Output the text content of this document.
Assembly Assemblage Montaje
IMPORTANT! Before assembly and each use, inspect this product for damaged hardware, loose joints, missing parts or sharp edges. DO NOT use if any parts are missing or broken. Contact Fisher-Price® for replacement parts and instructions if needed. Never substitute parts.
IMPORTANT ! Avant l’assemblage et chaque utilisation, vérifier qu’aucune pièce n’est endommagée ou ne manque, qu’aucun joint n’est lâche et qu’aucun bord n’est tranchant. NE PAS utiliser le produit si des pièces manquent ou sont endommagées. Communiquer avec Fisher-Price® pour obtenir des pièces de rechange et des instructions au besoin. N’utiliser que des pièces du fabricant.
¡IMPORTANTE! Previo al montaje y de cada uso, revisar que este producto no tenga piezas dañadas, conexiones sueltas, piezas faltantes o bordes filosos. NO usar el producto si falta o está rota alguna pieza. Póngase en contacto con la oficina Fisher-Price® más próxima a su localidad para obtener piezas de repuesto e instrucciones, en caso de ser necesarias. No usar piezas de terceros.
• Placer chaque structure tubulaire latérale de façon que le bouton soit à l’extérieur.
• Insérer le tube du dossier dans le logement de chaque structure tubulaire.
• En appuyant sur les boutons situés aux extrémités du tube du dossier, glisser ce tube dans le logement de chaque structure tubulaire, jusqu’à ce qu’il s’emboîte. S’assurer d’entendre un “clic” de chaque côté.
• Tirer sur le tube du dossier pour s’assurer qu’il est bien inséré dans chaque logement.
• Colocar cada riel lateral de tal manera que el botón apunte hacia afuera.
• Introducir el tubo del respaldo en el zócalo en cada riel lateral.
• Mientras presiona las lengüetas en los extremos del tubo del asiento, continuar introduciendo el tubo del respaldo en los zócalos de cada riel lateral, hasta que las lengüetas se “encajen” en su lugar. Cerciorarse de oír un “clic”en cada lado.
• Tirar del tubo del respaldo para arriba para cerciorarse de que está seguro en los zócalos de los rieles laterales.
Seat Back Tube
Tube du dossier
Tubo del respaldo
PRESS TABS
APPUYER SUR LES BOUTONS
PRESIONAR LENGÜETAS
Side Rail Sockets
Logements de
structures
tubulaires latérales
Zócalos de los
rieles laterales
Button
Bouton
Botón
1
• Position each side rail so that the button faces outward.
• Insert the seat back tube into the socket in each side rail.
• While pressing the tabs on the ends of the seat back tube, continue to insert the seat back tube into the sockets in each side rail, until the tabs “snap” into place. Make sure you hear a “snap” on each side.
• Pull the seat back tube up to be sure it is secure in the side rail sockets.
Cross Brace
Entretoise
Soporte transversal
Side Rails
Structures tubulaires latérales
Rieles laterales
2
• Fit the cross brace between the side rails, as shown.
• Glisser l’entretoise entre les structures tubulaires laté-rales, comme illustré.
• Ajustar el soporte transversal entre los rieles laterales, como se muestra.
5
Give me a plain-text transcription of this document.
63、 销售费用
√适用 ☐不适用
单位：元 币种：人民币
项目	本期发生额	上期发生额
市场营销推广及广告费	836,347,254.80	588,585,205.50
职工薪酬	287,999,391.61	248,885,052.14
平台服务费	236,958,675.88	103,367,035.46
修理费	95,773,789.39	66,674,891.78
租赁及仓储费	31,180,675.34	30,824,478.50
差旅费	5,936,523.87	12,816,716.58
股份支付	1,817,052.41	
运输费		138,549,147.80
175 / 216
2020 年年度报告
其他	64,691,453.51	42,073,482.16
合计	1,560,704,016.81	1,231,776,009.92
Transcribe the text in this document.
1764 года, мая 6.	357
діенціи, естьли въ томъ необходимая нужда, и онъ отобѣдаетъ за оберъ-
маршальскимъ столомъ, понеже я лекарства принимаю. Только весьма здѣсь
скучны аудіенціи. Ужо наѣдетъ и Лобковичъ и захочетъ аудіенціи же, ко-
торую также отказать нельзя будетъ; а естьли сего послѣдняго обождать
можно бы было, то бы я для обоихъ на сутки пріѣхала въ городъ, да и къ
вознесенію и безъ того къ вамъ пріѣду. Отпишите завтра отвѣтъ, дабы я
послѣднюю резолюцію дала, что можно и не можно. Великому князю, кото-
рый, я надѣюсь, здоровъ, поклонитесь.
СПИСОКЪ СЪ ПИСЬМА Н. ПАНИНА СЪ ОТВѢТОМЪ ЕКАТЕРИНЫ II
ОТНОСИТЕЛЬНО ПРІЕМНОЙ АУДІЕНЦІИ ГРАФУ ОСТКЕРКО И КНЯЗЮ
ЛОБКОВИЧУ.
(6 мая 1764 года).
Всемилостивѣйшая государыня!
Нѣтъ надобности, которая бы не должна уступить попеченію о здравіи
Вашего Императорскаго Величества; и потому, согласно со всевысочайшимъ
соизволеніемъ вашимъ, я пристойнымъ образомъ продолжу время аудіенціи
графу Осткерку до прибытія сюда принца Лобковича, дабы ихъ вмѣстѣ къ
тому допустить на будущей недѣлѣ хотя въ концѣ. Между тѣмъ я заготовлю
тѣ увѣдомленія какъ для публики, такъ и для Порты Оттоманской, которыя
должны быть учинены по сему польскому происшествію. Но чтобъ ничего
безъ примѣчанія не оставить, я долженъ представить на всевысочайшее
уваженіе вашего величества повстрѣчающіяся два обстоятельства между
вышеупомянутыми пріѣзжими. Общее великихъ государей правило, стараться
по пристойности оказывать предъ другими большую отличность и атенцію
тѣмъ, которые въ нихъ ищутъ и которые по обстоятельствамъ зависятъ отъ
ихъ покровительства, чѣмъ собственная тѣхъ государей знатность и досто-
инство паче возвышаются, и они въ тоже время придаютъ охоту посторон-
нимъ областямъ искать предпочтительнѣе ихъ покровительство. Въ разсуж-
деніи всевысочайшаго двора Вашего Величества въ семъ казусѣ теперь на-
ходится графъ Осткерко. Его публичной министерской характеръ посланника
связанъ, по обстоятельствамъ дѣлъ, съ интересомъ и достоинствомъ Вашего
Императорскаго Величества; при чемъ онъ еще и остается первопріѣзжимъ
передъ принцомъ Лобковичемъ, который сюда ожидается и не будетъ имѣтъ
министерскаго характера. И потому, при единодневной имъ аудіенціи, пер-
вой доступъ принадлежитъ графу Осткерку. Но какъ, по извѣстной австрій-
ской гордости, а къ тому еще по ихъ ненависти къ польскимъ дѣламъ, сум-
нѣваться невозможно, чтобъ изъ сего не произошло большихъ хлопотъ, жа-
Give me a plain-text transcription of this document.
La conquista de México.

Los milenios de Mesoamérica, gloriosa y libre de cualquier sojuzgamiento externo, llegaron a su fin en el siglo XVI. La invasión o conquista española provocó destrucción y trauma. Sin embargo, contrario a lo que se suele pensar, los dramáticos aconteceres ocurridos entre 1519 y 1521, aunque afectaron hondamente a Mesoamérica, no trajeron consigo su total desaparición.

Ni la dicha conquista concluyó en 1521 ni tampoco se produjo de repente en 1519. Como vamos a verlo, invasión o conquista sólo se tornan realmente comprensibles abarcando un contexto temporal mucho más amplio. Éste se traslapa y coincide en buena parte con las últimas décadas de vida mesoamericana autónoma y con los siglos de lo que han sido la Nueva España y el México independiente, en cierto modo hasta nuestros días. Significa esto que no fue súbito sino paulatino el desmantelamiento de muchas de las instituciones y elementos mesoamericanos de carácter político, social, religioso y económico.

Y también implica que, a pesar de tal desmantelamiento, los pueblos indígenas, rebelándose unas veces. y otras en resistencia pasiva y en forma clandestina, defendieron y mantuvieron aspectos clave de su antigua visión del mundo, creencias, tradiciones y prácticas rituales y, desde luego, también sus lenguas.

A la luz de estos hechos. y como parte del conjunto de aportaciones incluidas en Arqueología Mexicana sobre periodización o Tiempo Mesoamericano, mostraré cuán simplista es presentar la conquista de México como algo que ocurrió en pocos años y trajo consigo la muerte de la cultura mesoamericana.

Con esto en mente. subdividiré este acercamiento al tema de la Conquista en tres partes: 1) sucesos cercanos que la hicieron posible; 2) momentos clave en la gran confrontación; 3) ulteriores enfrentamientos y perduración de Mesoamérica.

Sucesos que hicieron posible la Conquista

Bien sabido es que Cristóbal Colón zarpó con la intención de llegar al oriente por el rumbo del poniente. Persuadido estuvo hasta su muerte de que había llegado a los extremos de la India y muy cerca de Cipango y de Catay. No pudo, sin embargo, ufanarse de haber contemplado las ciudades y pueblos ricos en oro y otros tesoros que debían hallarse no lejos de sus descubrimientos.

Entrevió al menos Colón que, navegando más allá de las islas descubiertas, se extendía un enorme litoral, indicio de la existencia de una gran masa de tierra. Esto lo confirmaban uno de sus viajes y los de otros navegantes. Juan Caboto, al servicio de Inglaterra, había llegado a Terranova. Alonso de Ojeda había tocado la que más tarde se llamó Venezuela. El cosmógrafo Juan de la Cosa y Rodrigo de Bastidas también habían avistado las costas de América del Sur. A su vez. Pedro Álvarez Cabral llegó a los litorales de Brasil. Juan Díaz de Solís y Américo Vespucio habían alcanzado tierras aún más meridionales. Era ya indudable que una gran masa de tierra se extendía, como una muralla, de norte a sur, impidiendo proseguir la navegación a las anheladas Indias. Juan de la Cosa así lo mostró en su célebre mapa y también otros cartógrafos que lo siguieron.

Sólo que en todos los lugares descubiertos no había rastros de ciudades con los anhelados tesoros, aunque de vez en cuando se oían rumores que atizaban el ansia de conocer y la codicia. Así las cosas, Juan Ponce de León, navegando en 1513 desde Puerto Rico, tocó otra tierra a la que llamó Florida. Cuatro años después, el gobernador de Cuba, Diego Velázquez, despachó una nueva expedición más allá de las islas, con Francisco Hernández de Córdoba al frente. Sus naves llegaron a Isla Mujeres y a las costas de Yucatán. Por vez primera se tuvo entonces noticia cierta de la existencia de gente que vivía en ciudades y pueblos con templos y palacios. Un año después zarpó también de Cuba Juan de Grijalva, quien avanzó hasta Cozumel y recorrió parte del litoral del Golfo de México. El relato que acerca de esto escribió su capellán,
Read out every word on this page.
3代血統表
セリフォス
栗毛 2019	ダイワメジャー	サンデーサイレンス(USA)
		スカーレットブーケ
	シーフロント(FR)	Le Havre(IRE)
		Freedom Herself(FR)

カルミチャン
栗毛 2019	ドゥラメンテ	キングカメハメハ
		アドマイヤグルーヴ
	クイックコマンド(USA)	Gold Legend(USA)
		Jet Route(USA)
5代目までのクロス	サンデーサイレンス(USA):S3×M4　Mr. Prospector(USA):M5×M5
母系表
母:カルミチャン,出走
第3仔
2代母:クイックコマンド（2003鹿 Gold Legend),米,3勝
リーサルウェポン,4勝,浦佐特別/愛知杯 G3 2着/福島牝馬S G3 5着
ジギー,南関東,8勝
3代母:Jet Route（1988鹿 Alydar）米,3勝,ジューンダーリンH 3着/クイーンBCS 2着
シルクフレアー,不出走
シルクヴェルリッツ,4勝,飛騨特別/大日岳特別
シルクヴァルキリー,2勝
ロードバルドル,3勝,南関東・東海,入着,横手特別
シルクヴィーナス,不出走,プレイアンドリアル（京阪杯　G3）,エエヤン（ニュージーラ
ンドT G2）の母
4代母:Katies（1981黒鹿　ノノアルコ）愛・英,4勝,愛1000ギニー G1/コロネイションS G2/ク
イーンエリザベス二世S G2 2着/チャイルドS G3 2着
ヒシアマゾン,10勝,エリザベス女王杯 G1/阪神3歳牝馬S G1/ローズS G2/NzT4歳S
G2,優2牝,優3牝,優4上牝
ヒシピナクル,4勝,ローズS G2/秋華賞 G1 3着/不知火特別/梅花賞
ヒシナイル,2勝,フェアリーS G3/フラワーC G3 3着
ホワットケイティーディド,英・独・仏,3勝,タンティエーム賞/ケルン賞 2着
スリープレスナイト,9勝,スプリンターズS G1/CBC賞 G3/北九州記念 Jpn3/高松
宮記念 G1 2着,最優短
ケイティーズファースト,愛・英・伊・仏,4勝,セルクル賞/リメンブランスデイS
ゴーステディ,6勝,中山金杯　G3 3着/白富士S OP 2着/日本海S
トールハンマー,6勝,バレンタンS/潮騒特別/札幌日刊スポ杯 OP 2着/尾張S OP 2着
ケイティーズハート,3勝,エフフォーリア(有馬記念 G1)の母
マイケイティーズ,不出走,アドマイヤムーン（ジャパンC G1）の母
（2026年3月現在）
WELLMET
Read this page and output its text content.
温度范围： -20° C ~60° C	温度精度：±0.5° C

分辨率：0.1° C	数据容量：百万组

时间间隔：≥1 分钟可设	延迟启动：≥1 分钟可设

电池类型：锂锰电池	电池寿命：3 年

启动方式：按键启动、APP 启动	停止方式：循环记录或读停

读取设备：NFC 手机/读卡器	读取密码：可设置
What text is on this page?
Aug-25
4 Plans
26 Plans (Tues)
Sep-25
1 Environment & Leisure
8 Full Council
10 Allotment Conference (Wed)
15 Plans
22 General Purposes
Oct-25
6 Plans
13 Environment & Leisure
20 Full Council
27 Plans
#####
Task details: Out of the material above, select every line that holds the string "transversal".

Task result:
Soporte transversal
• Ajustar el soporte transversal entre los rieles laterales, como se muestra.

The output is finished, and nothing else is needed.